━━━ Dataset content

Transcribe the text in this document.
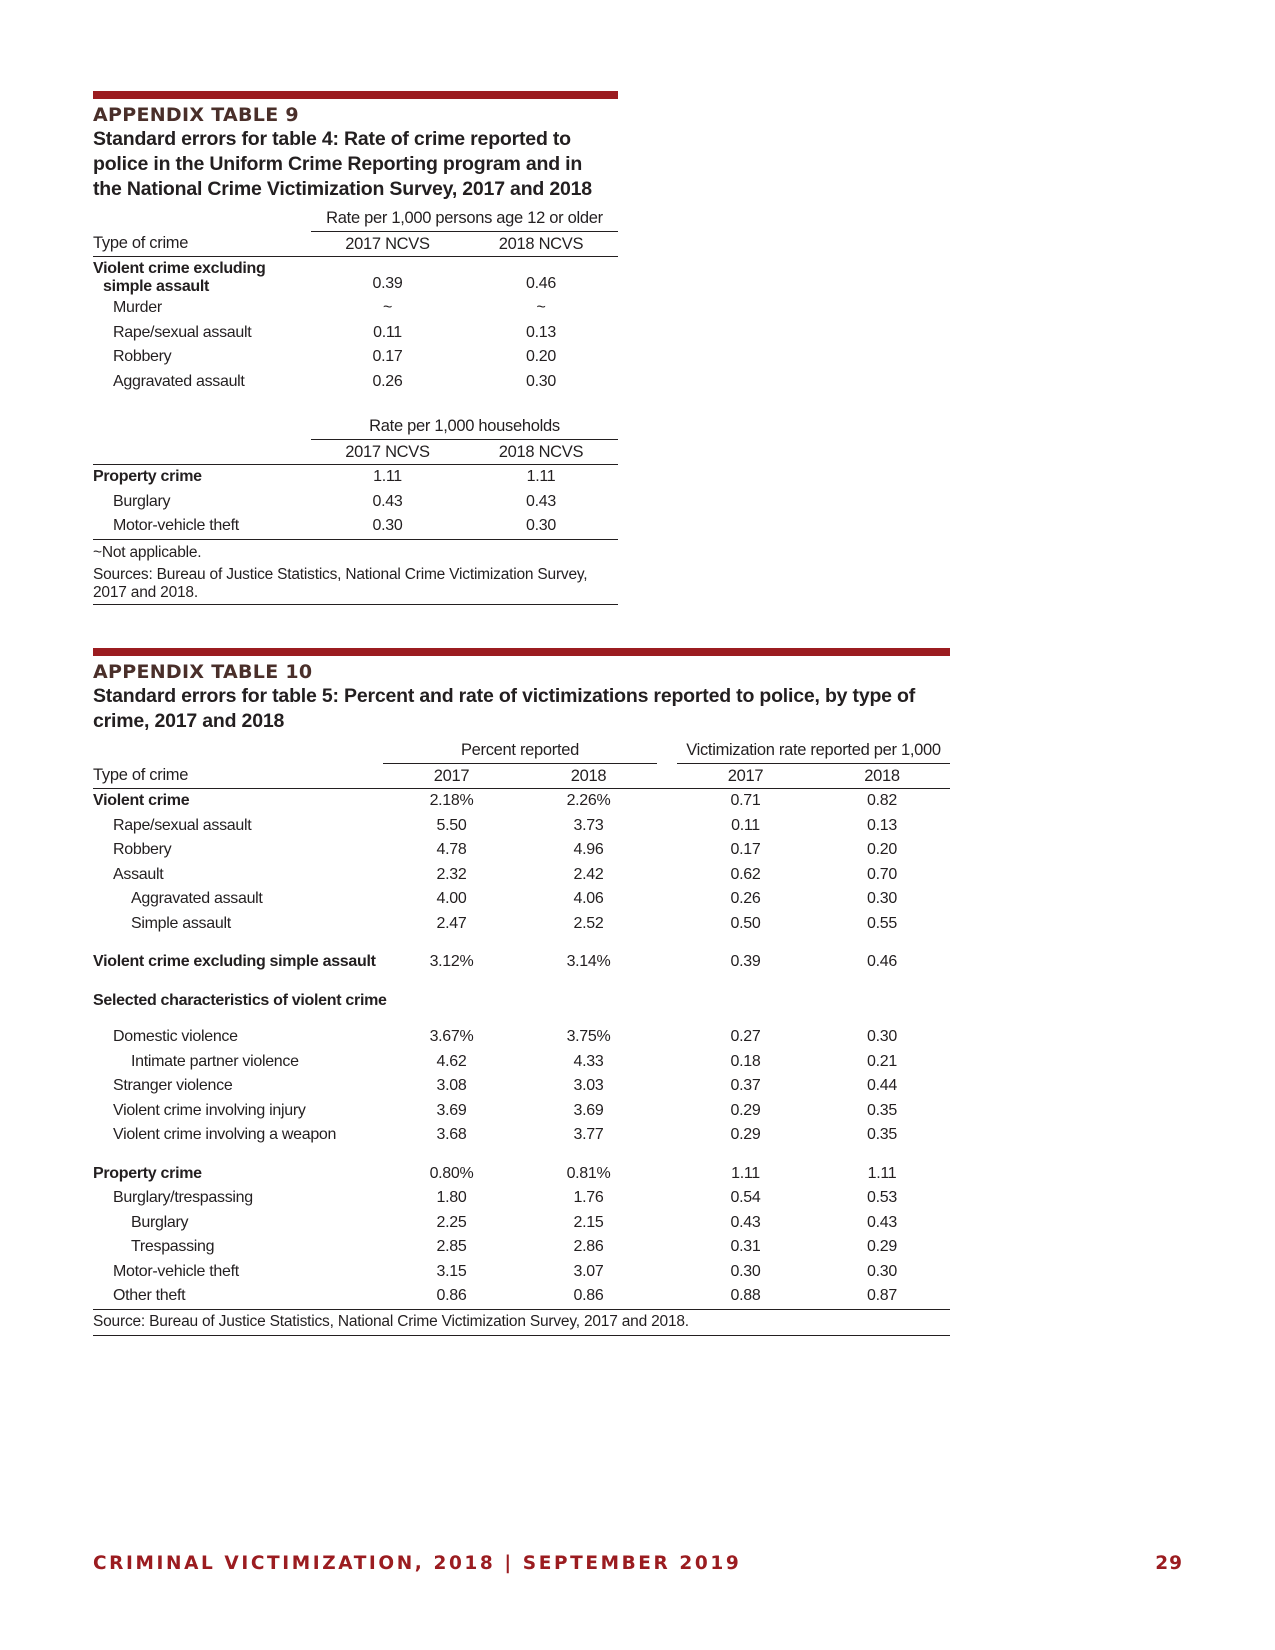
APPENDIX TABLE 9
Standard errors for table 4: Rate of crime reported to
police in the Uniform Crime Reporting program and in
the National Crime Victimization Survey, 2017 and 2018
	Rate per 1,000 persons age 12 or older	
Type of crime	2017 NCVS	2018 NCVS

Violent crime excluding
simple assault	0.39	0.46
Murder	~	~
Rape/sexual assault	0.11	0.13
Robbery	0.17	0.20
Aggravated assault	0.26	0.30

	Rate per 1,000 households	
	2017 NCVS	2018 NCVS
Property crime	1.11	1.11
Burglary	0.43	0.43
Motor-vehicle theft	0.30	0.30
~Not applicable.
Sources: Bureau of Justice Statistics, National Crime Victimization Survey,
2017 and 2018.
APPENDIX TABLE 10
Standard errors for table 5: Percent and rate of victimizations reported to police, by type of
crime, 2017 and 2018
	Percent reported			Victimization rate reported per 1,000	
Type of crime	2017	2018		2017	2018
Violent crime	2.18%	2.26%		0.71	0.82
Rape/sexual assault	5.50	3.73		0.11	0.13
Robbery	4.78	4.96		0.17	0.20
Assault	2.32	2.42		0.62	0.70
Aggravated assault	4.00	4.06		0.26	0.30
Simple assault	2.47	2.52		0.50	0.55

Violent crime excluding simple assault	3.12%	3.14%		0.39	0.46

Selected characteristics of violent crime					

Domestic violence	3.67%	3.75%		0.27	0.30
Intimate partner violence	4.62	4.33		0.18	0.21
Stranger violence	3.08	3.03		0.37	0.44
Violent crime involving injury	3.69	3.69		0.29	0.35
Violent crime involving a weapon	3.68	3.77		0.29	0.35

Property crime	0.80%	0.81%		1.11	1.11
Burglary/trespassing	1.80	1.76		0.54	0.53
Burglary	2.25	2.15		0.43	0.43
Trespassing	2.85	2.86		0.31	0.29
Motor-vehicle theft	3.15	3.07		0.30	0.30
Other theft	0.86	0.86		0.88	0.87
Source: Bureau of Justice Statistics, National Crime Victimization Survey, 2017 and 2018.
CRIMINAL VICTIMIZATION, 2018 | SEPTEMBER 2019	29
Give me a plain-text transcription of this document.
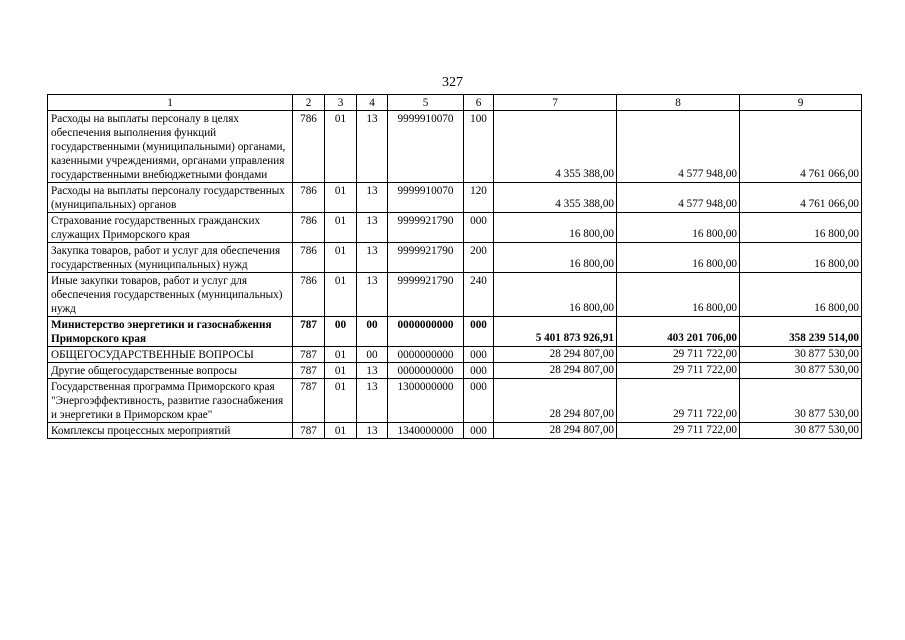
327
1	2	3	4	5	6	7	8	9
Расходы на выплаты персоналу в целях обеспечения выполнения функций государственными (муниципальными) органами, казенными учреждениями, органами управления государственными внебюджетными фондами	786	01	13	9999910070	100	4 355 388,00	4 577 948,00	4 761 066,00
Расходы на выплаты персоналу государственных (муниципальных) органов	786	01	13	9999910070	120	4 355 388,00	4 577 948,00	4 761 066,00
Страхование государственных гражданских служащих Приморского края	786	01	13	9999921790	000	16 800,00	16 800,00	16 800,00
Закупка товаров, работ и услуг для обеспечения государственных (муниципальных) нужд	786	01	13	9999921790	200	16 800,00	16 800,00	16 800,00
Иные закупки товаров, работ и услуг для обеспечения государственных (муниципальных) нужд	786	01	13	9999921790	240	16 800,00	16 800,00	16 800,00
Министерство энергетики и газоснабжения Приморского края	787	00	00	0000000000	000	5 401 873 926,91	403 201 706,00	358 239 514,00
ОБЩЕГОСУДАРСТВЕННЫЕ ВОПРОСЫ	787	01	00	0000000000	000	28 294 807,00	29 711 722,00	30 877 530,00
Другие общегосударственные вопросы	787	01	13	0000000000	000	28 294 807,00	29 711 722,00	30 877 530,00
Государственная программа Приморского края "Энергоэффективность, развитие газоснабжения и энергетики в Приморском крае"	787	01	13	1300000000	000	28 294 807,00	29 711 722,00	30 877 530,00
Комплексы процессных мероприятий	787	01	13	1340000000	000	28 294 807,00	29 711 722,00	30 877 530,00
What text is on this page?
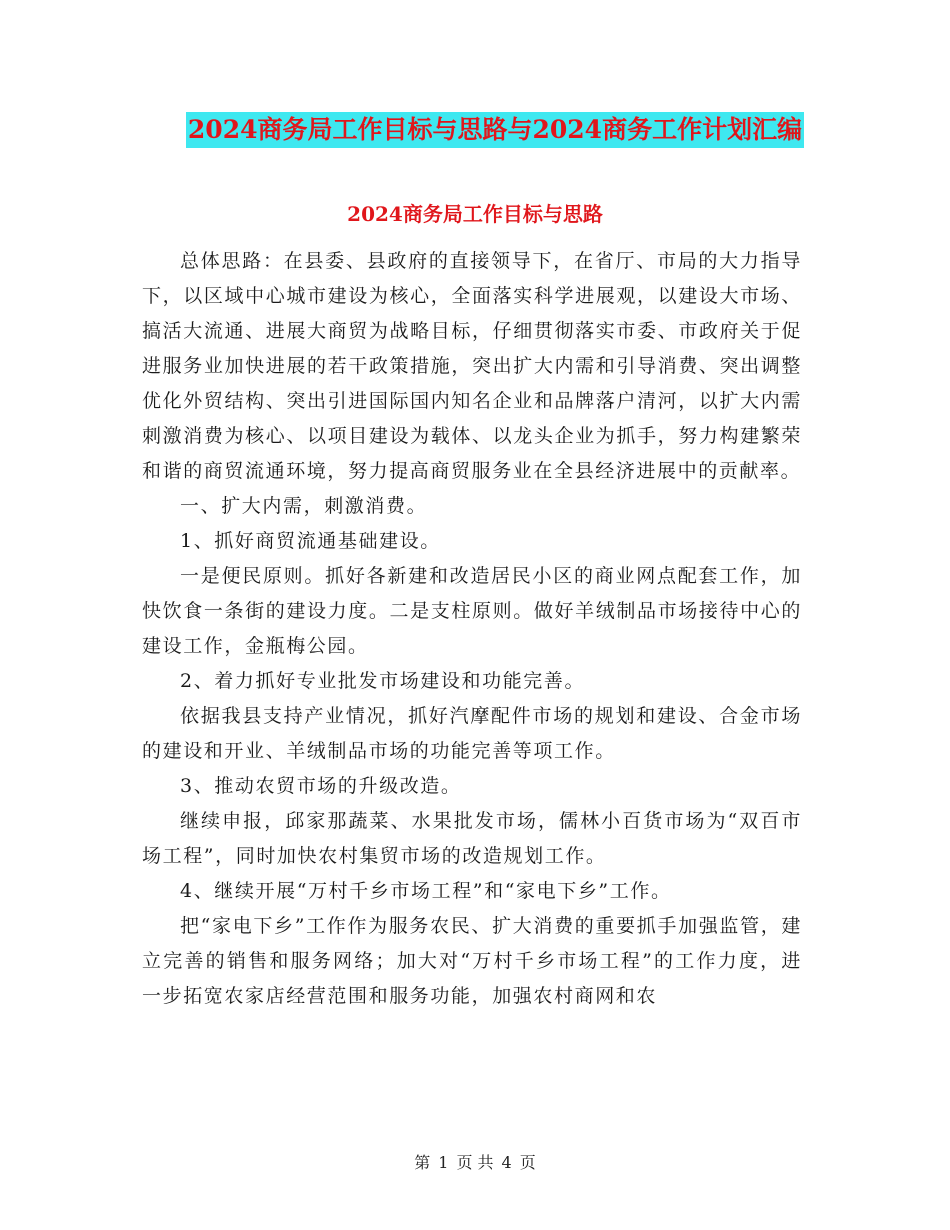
2024商务局工作目标与思路与2024商务工作计划汇编
2024商务局工作目标与思路

总体思路：在县委、县政府的直接领导下，在省厅、市局的大力指导下，以区域中心城市建设为核心，全面落实科学进展观，以建设大市场、搞活大流通、进展大商贸为战略目标，仔细贯彻落实市委、市政府关于促进服务业加快进展的若干政策措施，突出扩大内需和引导消费、突出调整优化外贸结构、突出引进国际国内知名企业和品牌落户清河，以扩大内需刺激消费为核心、以项目建设为载体、以龙头企业为抓手，努力构建繁荣和谐的商贸流通环境，努力提高商贸服务业在全县经济进展中的贡献率。

一、扩大内需，刺激消费。

1、抓好商贸流通基础建设。

一是便民原则。抓好各新建和改造居民小区的商业网点配套工作，加快饮食一条街的建设力度。二是支柱原则。做好羊绒制品市场接待中心的建设工作，金瓶梅公园。

2、着力抓好专业批发市场建设和功能完善。

依据我县支持产业情况，抓好汽摩配件市场的规划和建设、合金市场的建设和开业、羊绒制品市场的功能完善等项工作。

3、推动农贸市场的升级改造。

继续申报，邱家那蔬菜、水果批发市场，儒林小百货市场为“双百市场工程”，同时加快农村集贸市场的改造规划工作。

4、继续开展“万村千乡市场工程”和“家电下乡”工作。

把“家电下乡”工作作为服务农民、扩大消费的重要抓手加强监管，建立完善的销售和服务网络；加大对“万村千乡市场工程”的工作力度，进一步拓宽农家店经营范围和服务功能，加强农村商网和农

第 1 页 共 4 页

━━━━━━

■ **Work to complete**:
Pick out and copy the lines of the entries that hold the string "NCVS".

■ **Answer to the problem**:
Type of crime	2017 NCVS	2018 NCVS
	2017 NCVS	2018 NCVS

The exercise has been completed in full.